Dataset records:
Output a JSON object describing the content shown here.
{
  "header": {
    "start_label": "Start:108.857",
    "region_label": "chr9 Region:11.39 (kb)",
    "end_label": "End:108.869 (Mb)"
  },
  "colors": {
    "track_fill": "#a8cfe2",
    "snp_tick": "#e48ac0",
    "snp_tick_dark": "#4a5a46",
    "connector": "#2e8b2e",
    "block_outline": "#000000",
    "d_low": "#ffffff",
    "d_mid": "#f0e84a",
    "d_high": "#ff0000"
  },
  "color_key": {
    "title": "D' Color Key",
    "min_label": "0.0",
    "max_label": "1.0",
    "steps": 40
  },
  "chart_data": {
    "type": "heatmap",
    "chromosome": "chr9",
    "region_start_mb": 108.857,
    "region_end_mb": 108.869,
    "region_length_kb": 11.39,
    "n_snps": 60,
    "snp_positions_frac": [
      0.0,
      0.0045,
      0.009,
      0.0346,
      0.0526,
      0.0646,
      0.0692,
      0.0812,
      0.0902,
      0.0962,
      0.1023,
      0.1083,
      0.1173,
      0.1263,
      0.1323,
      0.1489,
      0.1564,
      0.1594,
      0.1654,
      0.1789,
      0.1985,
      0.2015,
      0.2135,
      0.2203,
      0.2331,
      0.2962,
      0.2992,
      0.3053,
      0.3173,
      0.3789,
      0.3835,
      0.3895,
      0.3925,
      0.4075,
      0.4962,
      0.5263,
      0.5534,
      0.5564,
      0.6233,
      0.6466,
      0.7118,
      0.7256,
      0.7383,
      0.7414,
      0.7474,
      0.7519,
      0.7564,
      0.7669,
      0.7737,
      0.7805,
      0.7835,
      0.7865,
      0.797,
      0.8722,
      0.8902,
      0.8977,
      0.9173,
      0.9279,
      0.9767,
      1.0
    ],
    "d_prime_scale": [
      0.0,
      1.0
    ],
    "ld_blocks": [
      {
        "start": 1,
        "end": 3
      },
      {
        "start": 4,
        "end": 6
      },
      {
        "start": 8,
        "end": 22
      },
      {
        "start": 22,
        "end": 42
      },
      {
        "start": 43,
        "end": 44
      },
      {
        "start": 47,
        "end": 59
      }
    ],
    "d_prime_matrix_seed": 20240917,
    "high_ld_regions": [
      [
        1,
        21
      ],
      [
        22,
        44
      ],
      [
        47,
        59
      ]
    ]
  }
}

**Work instructions**
Take the listing above and set it down exactly.

**Answer**
Output a JSON object describing the content shown here.
{
  "header": {
    "start_label": "Start:108.857",
    "region_label": "chr9 Region:11.39 (kb)",
    "end_label": "End:108.869 (Mb)"
  },
  "colors": {
    "track_fill": "#a8cfe2",
    "snp_tick": "#e48ac0",
    "snp_tick_dark": "#4a5a46",
    "connector": "#2e8b2e",
    "block_outline": "#000000",
    "d_low": "#ffffff",
    "d_mid": "#f0e84a",
    "d_high": "#ff0000"
  },
  "color_key": {
    "title": "D' Color Key",
    "min_label": "0.0",
    "max_label": "1.0",
    "steps": 40
  },
  "chart_data": {
    "type": "heatmap",
    "chromosome": "chr9",
    "region_start_mb": 108.857,
    "region_end_mb": 108.869,
    "region_length_kb": 11.39,
    "n_snps": 60,
    "snp_positions_frac": [
      0.0,
      0.0045,
      0.009,
      0.0346,
      0.0526,
      0.0646,
      0.0692,
      0.0812,
      0.0902,
      0.0962,
      0.1023,
      0.1083,
      0.1173,
      0.1263,
      0.1323,
      0.1489,
      0.1564,
      0.1594,
      0.1654,
      0.1789,
      0.1985,
      0.2015,
      0.2135,
      0.2203,
      0.2331,
      0.2962,
      0.2992,
      0.3053,
      0.3173,
      0.3789,
      0.3835,
      0.3895,
      0.3925,
      0.4075,
      0.4962,
      0.5263,
      0.5534,
      0.5564,
      0.6233,
      0.6466,
      0.7118,
      0.7256,
      0.7383,
      0.7414,
      0.7474,
      0.7519,
      0.7564,
      0.7669,
      0.7737,
      0.7805,
      0.7835,
      0.7865,
      0.797,
      0.8722,
      0.8902,
      0.8977,
      0.9173,
      0.9279,
      0.9767,
      1.0
    ],
    "d_prime_scale": [
      0.0,
      1.0
    ],
    "ld_blocks": [
      {
        "start": 1,
        "end": 3
      },
      {
        "start": 4,
        "end": 6
      },
      {
        "start": 8,
        "end": 22
      },
      {
        "start": 22,
        "end": 42
      },
      {
        "start": 43,
        "end": 44
      },
      {
        "start": 47,
        "end": 59
      }
    ],
    "d_prime_matrix_seed": 20240917,
    "high_ld_regions": [
      [
        1,
        21
      ],
      [
        22,
        44
      ],
      [
        47,
        59
      ]
    ]
  }
}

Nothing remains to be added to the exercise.